*Direction*.
Can you copy out the data exactly? Leave the images out.

*Material provided*.
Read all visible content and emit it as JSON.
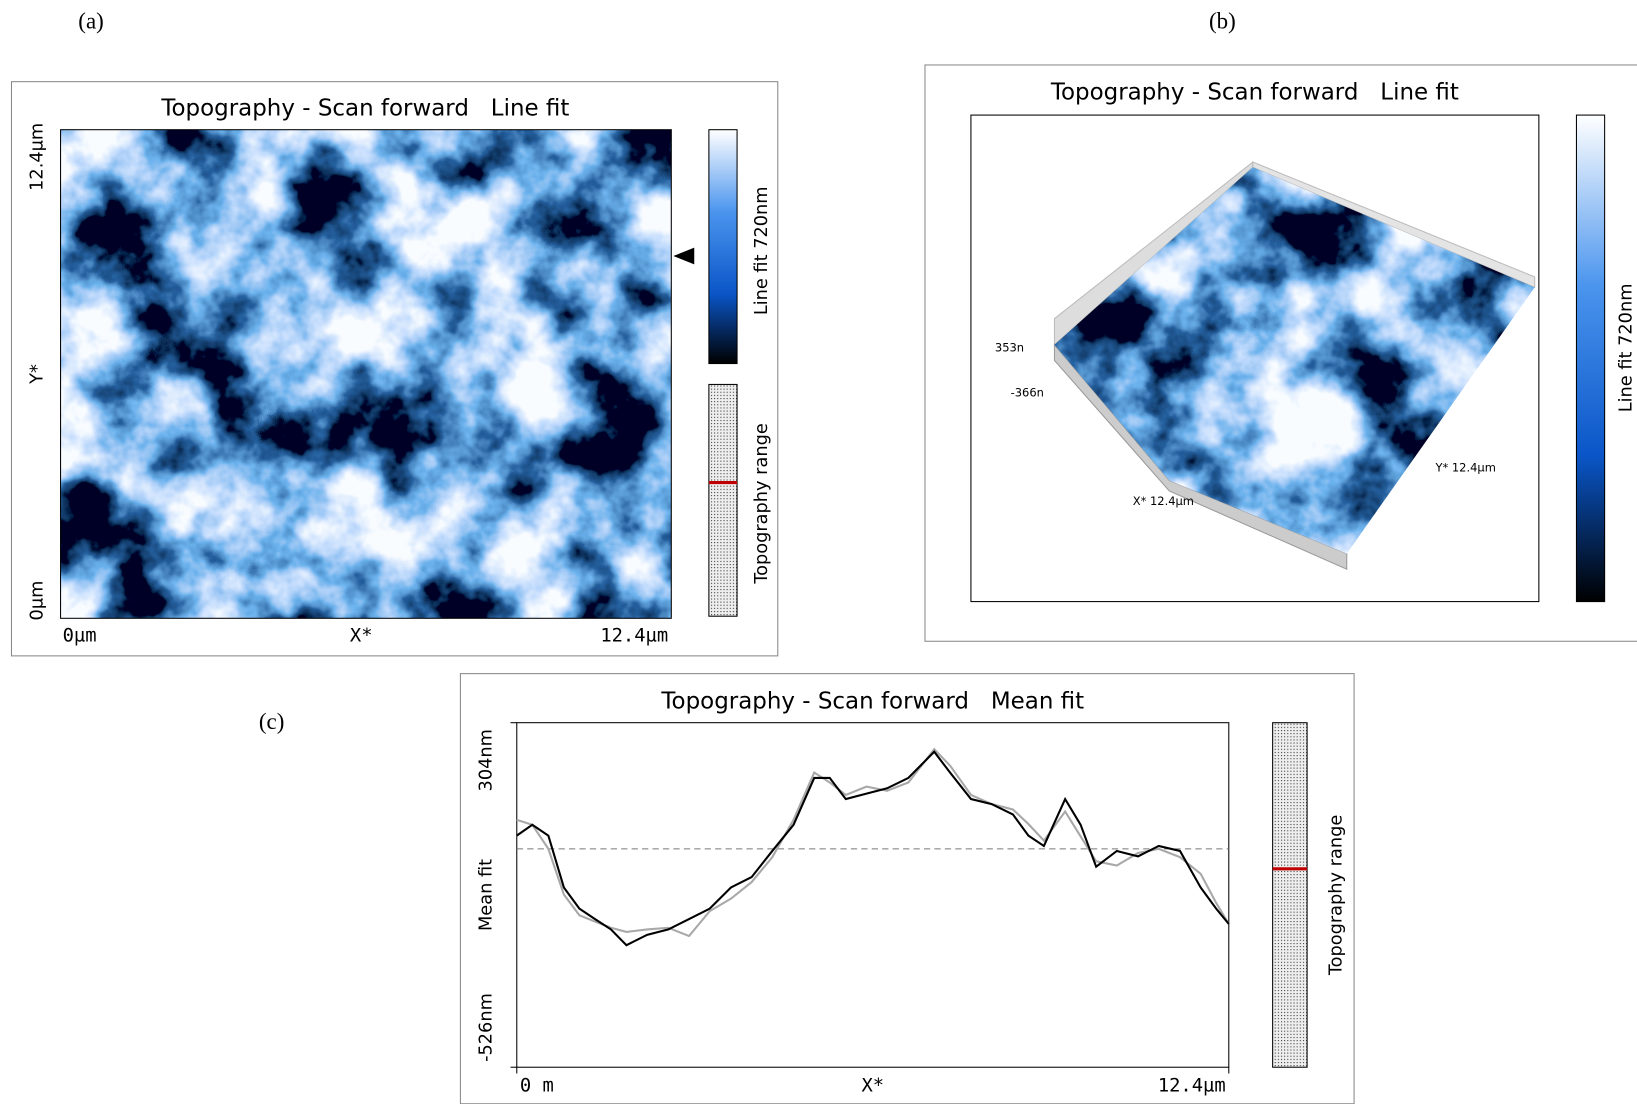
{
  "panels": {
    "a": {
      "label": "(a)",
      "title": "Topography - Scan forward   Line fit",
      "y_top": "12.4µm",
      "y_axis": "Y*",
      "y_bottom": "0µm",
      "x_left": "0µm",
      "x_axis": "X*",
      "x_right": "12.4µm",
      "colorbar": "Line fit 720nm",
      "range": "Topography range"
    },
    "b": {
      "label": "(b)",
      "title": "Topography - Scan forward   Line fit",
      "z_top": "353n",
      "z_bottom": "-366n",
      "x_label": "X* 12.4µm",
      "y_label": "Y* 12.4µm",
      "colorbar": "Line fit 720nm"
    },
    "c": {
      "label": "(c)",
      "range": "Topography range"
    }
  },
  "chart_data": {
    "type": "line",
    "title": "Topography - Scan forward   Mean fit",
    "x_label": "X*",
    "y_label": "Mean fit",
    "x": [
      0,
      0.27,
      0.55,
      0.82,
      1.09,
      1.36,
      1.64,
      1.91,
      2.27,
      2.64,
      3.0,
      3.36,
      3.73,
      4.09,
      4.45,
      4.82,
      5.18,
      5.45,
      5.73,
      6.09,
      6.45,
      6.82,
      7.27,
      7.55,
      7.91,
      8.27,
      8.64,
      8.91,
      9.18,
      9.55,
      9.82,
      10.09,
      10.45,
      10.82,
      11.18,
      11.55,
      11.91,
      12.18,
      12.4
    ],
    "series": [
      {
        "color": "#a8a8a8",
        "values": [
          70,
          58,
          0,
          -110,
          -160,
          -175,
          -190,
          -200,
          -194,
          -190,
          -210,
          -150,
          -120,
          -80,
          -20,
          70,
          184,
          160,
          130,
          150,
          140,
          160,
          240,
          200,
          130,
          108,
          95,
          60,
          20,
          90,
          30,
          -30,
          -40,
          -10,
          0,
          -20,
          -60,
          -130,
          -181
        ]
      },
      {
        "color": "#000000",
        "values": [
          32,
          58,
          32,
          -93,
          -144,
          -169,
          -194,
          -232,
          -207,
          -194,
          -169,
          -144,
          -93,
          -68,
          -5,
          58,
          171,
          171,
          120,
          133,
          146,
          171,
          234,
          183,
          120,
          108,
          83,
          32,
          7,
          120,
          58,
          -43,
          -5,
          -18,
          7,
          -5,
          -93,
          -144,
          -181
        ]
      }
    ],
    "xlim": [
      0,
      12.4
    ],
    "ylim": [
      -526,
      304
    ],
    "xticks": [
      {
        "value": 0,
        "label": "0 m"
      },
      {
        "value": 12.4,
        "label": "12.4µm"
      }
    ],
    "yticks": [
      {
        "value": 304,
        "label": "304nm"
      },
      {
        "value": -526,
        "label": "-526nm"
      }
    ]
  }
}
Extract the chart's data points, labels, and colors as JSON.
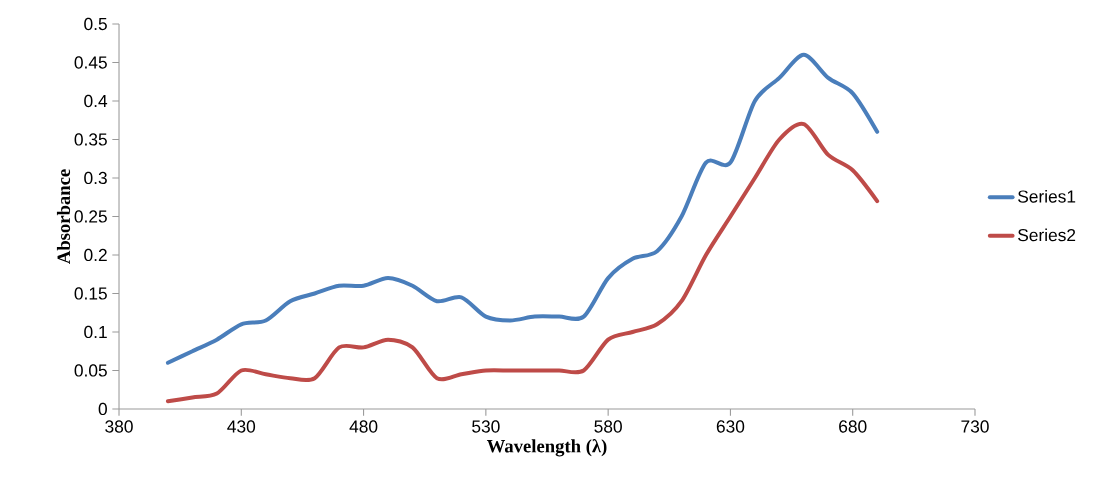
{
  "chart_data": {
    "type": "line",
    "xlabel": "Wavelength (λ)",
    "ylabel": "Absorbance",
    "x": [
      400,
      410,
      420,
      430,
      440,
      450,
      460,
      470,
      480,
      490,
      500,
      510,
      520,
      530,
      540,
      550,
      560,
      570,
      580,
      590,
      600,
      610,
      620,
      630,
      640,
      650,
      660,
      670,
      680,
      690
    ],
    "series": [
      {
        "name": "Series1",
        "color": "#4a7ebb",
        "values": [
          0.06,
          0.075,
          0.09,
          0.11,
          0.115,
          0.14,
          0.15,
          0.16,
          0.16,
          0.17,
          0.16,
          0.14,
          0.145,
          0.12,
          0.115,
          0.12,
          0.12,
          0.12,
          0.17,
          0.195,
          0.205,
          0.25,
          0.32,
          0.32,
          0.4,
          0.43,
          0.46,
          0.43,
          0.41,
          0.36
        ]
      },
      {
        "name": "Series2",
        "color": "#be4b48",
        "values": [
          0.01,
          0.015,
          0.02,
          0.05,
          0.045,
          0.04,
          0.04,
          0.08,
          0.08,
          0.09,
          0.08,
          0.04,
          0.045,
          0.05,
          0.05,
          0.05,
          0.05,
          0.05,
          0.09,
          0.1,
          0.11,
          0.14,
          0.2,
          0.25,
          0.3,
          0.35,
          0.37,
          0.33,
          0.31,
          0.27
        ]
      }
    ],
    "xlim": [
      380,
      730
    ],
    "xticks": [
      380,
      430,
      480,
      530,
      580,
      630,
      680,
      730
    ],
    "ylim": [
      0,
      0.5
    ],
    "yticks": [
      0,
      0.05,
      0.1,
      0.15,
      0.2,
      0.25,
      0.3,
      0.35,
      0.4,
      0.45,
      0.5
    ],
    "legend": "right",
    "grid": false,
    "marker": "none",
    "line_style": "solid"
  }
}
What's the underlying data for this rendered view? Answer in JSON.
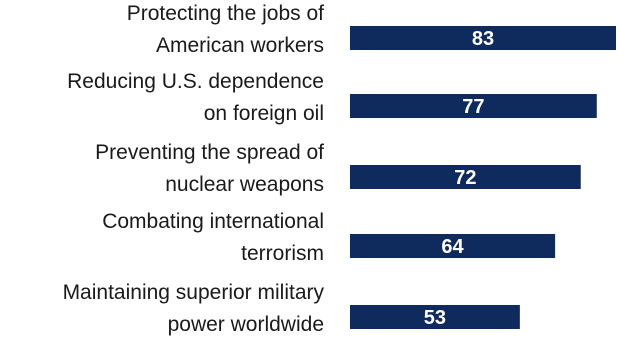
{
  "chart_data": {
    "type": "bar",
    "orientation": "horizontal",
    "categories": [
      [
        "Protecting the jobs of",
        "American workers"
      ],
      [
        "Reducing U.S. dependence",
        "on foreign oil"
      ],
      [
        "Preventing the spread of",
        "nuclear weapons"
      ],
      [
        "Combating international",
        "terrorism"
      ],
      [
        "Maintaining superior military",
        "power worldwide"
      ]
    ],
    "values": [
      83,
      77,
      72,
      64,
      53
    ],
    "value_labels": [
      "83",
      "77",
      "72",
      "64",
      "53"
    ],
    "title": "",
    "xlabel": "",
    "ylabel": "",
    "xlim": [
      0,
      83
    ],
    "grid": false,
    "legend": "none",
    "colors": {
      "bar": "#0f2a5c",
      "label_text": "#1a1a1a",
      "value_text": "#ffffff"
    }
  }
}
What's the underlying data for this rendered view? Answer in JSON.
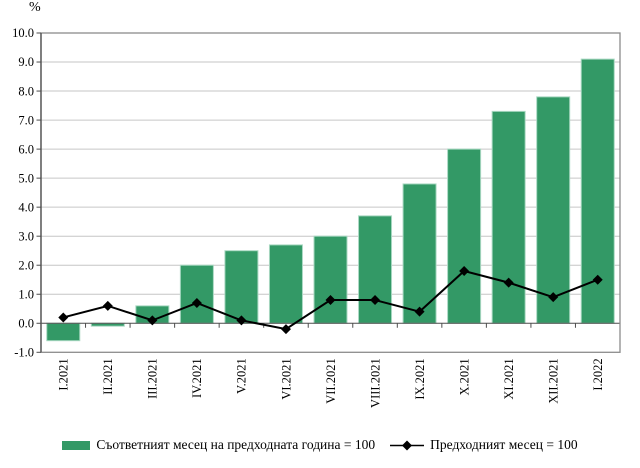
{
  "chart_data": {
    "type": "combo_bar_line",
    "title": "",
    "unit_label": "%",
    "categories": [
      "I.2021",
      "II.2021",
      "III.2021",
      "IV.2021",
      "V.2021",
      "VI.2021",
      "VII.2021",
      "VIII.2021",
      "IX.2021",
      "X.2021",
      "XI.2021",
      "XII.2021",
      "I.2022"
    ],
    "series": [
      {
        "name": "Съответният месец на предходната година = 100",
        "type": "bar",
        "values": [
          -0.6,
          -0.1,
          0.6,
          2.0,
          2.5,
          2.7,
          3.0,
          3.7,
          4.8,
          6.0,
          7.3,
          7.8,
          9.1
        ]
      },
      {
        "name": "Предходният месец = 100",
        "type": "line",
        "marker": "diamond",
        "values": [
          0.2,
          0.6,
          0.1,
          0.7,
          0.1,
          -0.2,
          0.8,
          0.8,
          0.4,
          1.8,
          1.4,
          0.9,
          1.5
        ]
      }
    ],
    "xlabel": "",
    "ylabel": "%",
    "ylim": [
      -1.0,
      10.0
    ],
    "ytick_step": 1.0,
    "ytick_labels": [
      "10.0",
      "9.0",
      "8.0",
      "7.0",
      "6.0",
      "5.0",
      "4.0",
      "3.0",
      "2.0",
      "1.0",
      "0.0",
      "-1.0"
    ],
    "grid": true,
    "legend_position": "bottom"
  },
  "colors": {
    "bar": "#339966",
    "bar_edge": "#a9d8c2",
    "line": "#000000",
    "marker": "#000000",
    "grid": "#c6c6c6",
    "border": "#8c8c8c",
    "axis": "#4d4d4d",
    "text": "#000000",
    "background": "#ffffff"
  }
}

*Correct answer*.
Read all visible content and emit it as JSON.
{
  "panels": {
    "a": {
      "label": "(a)",
      "title": "Topography - Scan forward   Line fit",
      "y_top": "12.4µm",
      "y_axis": "Y*",
      "y_bottom": "0µm",
      "x_left": "0µm",
      "x_axis": "X*",
      "x_right": "12.4µm",
      "colorbar": "Line fit 720nm",
      "range": "Topography range"
    },
    "b": {
      "label": "(b)",
      "title": "Topography - Scan forward   Line fit",
      "z_top": "353n",
      "z_bottom": "-366n",
      "x_label": "X* 12.4µm",
      "y_label": "Y* 12.4µm",
      "colorbar": "Line fit 720nm"
    },
    "c": {
      "label": "(c)",
      "range": "Topography range"
    }
  },
  "chart_data": {
    "type": "line",
    "title": "Topography - Scan forward   Mean fit",
    "x_label": "X*",
    "y_label": "Mean fit",
    "x": [
      0,
      0.27,
      0.55,
      0.82,
      1.09,
      1.36,
      1.64,
      1.91,
      2.27,
      2.64,
      3.0,
      3.36,
      3.73,
      4.09,
      4.45,
      4.82,
      5.18,
      5.45,
      5.73,
      6.09,
      6.45,
      6.82,
      7.27,
      7.55,
      7.91,
      8.27,
      8.64,
      8.91,
      9.18,
      9.55,
      9.82,
      10.09,
      10.45,
      10.82,
      11.18,
      11.55,
      11.91,
      12.18,
      12.4
    ],
    "series": [
      {
        "color": "#a8a8a8",
        "values": [
          70,
          58,
          0,
          -110,
          -160,
          -175,
          -190,
          -200,
          -194,
          -190,
          -210,
          -150,
          -120,
          -80,
          -20,
          70,
          184,
          160,
          130,
          150,
          140,
          160,
          240,
          200,
          130,
          108,
          95,
          60,
          20,
          90,
          30,
          -30,
          -40,
          -10,
          0,
          -20,
          -60,
          -130,
          -181
        ]
      },
      {
        "color": "#000000",
        "values": [
          32,
          58,
          32,
          -93,
          -144,
          -169,
          -194,
          -232,
          -207,
          -194,
          -169,
          -144,
          -93,
          -68,
          -5,
          58,
          171,
          171,
          120,
          133,
          146,
          171,
          234,
          183,
          120,
          108,
          83,
          32,
          7,
          120,
          58,
          -43,
          -5,
          -18,
          7,
          -5,
          -93,
          -144,
          -181
        ]
      }
    ],
    "xlim": [
      0,
      12.4
    ],
    "ylim": [
      -526,
      304
    ],
    "xticks": [
      {
        "value": 0,
        "label": "0 m"
      },
      {
        "value": 12.4,
        "label": "12.4µm"
      }
    ],
    "yticks": [
      {
        "value": 304,
        "label": "304nm"
      },
      {
        "value": -526,
        "label": "-526nm"
      }
    ]
  }
}
Extract the chart's data points, labels, and colors as JSON.
{
  "chart_data": {
    "type": "line",
    "xlabel": "Wavelength (λ)",
    "ylabel": "Absorbance",
    "x": [
      400,
      410,
      420,
      430,
      440,
      450,
      460,
      470,
      480,
      490,
      500,
      510,
      520,
      530,
      540,
      550,
      560,
      570,
      580,
      590,
      600,
      610,
      620,
      630,
      640,
      650,
      660,
      670,
      680,
      690
    ],
    "series": [
      {
        "name": "Series1",
        "color": "#4a7ebb",
        "values": [
          0.06,
          0.075,
          0.09,
          0.11,
          0.115,
          0.14,
          0.15,
          0.16,
          0.16,
          0.17,
          0.16,
          0.14,
          0.145,
          0.12,
          0.115,
          0.12,
          0.12,
          0.12,
          0.17,
          0.195,
          0.205,
          0.25,
          0.32,
          0.32,
          0.4,
          0.43,
          0.46,
          0.43,
          0.41,
          0.36
        ]
      },
      {
        "name": "Series2",
        "color": "#be4b48",
        "values": [
          0.01,
          0.015,
          0.02,
          0.05,
          0.045,
          0.04,
          0.04,
          0.08,
          0.08,
          0.09,
          0.08,
          0.04,
          0.045,
          0.05,
          0.05,
          0.05,
          0.05,
          0.05,
          0.09,
          0.1,
          0.11,
          0.14,
          0.2,
          0.25,
          0.3,
          0.35,
          0.37,
          0.33,
          0.31,
          0.27
        ]
      }
    ],
    "xlim": [
      380,
      730
    ],
    "xticks": [
      380,
      430,
      480,
      530,
      580,
      630,
      680,
      730
    ],
    "ylim": [
      0,
      0.5
    ],
    "yticks": [
      0,
      0.05,
      0.1,
      0.15,
      0.2,
      0.25,
      0.3,
      0.35,
      0.4,
      0.45,
      0.5
    ],
    "legend": "right",
    "grid": false,
    "marker": "none",
    "line_style": "solid"
  }
}
What's the underlying data for this rendered view? Answer in JSON.
{
  "chart_data": {
    "type": "bar",
    "orientation": "horizontal",
    "categories": [
      [
        "Protecting the jobs of",
        "American workers"
      ],
      [
        "Reducing U.S. dependence",
        "on foreign oil"
      ],
      [
        "Preventing the spread of",
        "nuclear weapons"
      ],
      [
        "Combating international",
        "terrorism"
      ],
      [
        "Maintaining superior military",
        "power worldwide"
      ]
    ],
    "values": [
      83,
      77,
      72,
      64,
      53
    ],
    "value_labels": [
      "83",
      "77",
      "72",
      "64",
      "53"
    ],
    "title": "",
    "xlabel": "",
    "ylabel": "",
    "xlim": [
      0,
      83
    ],
    "grid": false,
    "legend": "none",
    "colors": {
      "bar": "#0f2a5c",
      "label_text": "#1a1a1a",
      "value_text": "#ffffff"
    }
  }
}
What's the underlying data for this rendered view? Answer in JSON.
{
  "chart_data": {
    "type": "combo_bar_line",
    "title": "",
    "unit_label": "%",
    "categories": [
      "I.2021",
      "II.2021",
      "III.2021",
      "IV.2021",
      "V.2021",
      "VI.2021",
      "VII.2021",
      "VIII.2021",
      "IX.2021",
      "X.2021",
      "XI.2021",
      "XII.2021",
      "I.2022"
    ],
    "series": [
      {
        "name": "Съответният месец на предходната година = 100",
        "type": "bar",
        "values": [
          -0.6,
          -0.1,
          0.6,
          2.0,
          2.5,
          2.7,
          3.0,
          3.7,
          4.8,
          6.0,
          7.3,
          7.8,
          9.1
        ]
      },
      {
        "name": "Предходният месец = 100",
        "type": "line",
        "marker": "diamond",
        "values": [
          0.2,
          0.6,
          0.1,
          0.7,
          0.1,
          -0.2,
          0.8,
          0.8,
          0.4,
          1.8,
          1.4,
          0.9,
          1.5
        ]
      }
    ],
    "xlabel": "",
    "ylabel": "%",
    "ylim": [
      -1.0,
      10.0
    ],
    "ytick_step": 1.0,
    "ytick_labels": [
      "10.0",
      "9.0",
      "8.0",
      "7.0",
      "6.0",
      "5.0",
      "4.0",
      "3.0",
      "2.0",
      "1.0",
      "0.0",
      "-1.0"
    ],
    "grid": true,
    "legend_position": "bottom"
  },
  "colors": {
    "bar": "#339966",
    "bar_edge": "#a9d8c2",
    "line": "#000000",
    "marker": "#000000",
    "grid": "#c6c6c6",
    "border": "#8c8c8c",
    "axis": "#4d4d4d",
    "text": "#000000",
    "background": "#ffffff"
  }
}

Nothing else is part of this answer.